Check every line below for the word "title" and copy each one that has it.
===== DATA SHOWN =====
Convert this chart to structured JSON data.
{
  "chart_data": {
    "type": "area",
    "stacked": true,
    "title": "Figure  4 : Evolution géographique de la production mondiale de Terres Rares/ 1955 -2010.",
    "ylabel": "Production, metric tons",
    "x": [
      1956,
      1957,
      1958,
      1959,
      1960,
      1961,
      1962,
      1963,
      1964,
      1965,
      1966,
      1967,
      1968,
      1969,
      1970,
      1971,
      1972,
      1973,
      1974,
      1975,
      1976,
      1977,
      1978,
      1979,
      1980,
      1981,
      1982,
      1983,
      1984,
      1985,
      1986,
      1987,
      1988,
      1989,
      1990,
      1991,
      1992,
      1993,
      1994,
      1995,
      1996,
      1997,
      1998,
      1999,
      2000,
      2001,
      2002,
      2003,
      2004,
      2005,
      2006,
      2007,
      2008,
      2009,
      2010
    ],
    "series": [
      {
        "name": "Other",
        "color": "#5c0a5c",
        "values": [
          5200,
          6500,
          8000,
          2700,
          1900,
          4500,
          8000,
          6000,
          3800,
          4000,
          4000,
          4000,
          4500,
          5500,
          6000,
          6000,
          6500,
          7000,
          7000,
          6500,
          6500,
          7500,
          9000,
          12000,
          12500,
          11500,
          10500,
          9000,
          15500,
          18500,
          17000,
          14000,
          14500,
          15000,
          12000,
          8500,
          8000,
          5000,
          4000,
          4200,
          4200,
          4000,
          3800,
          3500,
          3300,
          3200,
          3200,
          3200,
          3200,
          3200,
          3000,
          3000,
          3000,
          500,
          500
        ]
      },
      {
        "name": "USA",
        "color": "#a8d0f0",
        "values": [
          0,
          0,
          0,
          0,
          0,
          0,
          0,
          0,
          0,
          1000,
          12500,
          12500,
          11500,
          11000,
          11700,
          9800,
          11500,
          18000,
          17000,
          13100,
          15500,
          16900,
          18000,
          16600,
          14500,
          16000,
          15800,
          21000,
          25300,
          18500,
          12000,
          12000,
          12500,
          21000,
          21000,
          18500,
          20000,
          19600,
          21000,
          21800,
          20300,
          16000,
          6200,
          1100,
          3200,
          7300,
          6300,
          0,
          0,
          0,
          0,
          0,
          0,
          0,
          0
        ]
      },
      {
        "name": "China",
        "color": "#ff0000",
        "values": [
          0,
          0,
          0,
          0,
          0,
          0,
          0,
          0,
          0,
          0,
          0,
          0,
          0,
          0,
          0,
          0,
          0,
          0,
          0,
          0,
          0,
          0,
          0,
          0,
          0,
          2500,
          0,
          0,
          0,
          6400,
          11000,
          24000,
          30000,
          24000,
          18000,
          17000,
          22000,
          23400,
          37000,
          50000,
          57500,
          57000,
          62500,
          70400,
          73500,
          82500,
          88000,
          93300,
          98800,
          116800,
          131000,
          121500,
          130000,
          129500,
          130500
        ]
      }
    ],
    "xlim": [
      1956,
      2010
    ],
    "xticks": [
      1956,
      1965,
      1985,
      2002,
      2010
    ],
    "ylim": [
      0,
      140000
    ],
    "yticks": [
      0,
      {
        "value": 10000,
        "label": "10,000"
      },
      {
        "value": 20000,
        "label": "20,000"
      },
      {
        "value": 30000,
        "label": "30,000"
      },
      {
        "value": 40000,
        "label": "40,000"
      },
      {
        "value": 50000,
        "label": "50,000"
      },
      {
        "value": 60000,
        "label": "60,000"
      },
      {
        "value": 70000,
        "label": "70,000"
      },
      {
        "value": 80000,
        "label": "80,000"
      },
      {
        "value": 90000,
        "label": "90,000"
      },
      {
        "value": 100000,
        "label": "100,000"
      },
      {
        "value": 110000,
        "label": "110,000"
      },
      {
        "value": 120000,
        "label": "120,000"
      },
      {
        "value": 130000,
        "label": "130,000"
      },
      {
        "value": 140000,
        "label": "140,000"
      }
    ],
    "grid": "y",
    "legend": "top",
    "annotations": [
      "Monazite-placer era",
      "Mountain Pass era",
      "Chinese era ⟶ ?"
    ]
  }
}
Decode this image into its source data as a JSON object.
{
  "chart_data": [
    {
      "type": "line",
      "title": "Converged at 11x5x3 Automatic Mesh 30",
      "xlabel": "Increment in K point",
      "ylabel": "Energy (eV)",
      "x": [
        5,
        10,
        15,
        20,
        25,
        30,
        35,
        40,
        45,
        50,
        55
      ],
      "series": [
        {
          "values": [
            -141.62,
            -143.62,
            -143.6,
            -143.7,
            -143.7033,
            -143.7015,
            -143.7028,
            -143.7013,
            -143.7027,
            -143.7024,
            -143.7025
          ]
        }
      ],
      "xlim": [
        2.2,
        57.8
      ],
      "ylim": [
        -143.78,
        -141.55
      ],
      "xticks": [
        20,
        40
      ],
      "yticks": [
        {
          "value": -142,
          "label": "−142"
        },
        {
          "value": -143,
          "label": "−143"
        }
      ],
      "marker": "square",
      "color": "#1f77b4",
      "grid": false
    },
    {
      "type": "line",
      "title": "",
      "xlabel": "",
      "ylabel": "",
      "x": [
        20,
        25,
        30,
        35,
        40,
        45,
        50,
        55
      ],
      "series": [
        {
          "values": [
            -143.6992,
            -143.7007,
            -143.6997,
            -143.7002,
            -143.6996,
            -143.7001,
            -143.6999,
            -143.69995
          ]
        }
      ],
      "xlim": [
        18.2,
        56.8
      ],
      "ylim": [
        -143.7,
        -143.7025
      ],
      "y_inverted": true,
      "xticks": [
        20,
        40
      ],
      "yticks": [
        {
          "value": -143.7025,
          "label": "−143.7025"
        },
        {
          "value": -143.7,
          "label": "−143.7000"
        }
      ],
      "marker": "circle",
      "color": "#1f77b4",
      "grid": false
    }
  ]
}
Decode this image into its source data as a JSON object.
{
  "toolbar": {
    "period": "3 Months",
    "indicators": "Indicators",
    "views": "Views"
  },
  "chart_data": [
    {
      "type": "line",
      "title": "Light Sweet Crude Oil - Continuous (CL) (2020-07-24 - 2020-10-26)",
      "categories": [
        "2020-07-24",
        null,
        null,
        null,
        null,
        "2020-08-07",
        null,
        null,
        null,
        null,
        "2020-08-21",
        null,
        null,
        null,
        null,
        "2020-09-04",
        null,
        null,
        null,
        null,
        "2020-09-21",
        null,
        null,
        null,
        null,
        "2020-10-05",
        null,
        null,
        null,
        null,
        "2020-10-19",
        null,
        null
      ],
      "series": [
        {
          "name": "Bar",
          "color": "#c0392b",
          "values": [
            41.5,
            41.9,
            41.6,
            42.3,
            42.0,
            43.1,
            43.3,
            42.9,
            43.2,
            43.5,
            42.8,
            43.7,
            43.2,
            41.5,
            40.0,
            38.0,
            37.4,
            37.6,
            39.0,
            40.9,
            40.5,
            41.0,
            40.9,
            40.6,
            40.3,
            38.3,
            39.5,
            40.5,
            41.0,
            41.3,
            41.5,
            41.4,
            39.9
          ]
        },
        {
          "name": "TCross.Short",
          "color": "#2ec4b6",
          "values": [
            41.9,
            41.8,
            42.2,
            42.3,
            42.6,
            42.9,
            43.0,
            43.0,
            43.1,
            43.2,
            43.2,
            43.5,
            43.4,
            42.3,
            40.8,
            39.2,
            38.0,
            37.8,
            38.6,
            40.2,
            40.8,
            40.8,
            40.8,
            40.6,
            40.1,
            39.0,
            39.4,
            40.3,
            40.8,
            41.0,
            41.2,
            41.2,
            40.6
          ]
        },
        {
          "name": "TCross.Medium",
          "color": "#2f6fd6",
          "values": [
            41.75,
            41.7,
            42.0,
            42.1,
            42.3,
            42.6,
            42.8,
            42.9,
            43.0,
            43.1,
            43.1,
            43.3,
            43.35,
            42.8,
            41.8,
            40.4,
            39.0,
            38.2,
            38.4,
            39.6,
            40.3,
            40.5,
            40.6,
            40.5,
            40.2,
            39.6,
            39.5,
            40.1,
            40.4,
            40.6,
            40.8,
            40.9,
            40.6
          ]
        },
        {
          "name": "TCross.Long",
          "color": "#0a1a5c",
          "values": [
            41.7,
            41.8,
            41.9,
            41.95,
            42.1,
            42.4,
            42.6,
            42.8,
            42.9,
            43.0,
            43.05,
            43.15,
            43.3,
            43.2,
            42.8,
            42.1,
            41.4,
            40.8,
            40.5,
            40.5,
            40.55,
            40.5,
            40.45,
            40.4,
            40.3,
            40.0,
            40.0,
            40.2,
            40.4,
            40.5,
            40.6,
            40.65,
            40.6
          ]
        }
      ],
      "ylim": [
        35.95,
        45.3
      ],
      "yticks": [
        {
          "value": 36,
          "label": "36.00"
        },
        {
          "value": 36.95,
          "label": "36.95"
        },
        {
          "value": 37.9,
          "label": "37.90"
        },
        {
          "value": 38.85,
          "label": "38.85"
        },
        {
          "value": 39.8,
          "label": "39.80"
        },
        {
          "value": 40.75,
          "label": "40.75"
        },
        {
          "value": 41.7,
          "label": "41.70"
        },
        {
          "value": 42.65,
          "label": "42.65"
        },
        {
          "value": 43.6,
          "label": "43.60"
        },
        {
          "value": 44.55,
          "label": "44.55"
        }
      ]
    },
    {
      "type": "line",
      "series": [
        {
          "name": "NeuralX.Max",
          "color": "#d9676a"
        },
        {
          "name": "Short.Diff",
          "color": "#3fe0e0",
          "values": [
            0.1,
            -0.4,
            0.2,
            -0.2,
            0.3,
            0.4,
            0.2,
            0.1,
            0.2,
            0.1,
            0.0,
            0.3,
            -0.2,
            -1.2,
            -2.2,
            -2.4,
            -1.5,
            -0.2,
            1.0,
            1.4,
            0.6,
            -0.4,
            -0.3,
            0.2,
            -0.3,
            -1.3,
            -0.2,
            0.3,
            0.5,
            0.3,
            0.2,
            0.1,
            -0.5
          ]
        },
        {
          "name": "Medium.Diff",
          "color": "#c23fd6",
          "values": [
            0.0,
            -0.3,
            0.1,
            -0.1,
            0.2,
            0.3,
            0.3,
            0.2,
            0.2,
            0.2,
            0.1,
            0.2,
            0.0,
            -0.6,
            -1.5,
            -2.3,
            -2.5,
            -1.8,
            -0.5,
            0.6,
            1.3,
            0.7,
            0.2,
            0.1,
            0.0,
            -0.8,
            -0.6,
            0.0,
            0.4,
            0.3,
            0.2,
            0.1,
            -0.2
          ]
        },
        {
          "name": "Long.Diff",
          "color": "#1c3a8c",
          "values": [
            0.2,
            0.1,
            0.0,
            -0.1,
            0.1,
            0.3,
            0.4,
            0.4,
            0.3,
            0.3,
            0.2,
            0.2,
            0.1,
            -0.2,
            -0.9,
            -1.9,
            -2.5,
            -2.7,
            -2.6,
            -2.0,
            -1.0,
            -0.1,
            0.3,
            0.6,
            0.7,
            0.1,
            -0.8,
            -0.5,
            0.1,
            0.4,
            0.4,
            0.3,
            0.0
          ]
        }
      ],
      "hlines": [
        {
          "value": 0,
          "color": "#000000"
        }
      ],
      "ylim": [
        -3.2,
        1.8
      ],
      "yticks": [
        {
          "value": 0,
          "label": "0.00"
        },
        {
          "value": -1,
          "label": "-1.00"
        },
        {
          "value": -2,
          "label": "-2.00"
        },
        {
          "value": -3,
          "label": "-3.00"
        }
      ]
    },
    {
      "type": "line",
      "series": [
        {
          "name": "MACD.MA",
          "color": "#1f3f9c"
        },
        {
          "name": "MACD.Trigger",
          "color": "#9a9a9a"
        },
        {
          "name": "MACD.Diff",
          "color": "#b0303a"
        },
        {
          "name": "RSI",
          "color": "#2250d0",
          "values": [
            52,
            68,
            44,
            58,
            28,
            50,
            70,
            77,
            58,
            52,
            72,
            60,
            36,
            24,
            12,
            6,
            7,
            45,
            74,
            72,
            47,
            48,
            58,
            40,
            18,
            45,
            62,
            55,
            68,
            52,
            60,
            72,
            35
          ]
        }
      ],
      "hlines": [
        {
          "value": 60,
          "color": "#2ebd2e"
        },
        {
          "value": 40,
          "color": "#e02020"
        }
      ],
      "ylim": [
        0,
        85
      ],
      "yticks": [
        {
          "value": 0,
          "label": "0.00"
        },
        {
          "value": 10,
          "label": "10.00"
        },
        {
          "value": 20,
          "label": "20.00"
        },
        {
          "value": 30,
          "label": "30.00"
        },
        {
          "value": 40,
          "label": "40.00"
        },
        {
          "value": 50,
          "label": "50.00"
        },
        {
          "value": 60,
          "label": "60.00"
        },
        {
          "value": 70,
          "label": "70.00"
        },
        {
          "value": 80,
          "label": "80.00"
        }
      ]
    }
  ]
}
=====
- **COMPLETE OUTPUT**
    "title": "Figure  4 : Evolution géographique de la production mondiale de Terres Rares/ 1955 -2010.",
      "title": "Converged at 11x5x3 Automatic Mesh 30",
      "title": "",
      "title": "Light Sweet Crude Oil - Continuous (CL) (2020-07-24 - 2020-10-26)",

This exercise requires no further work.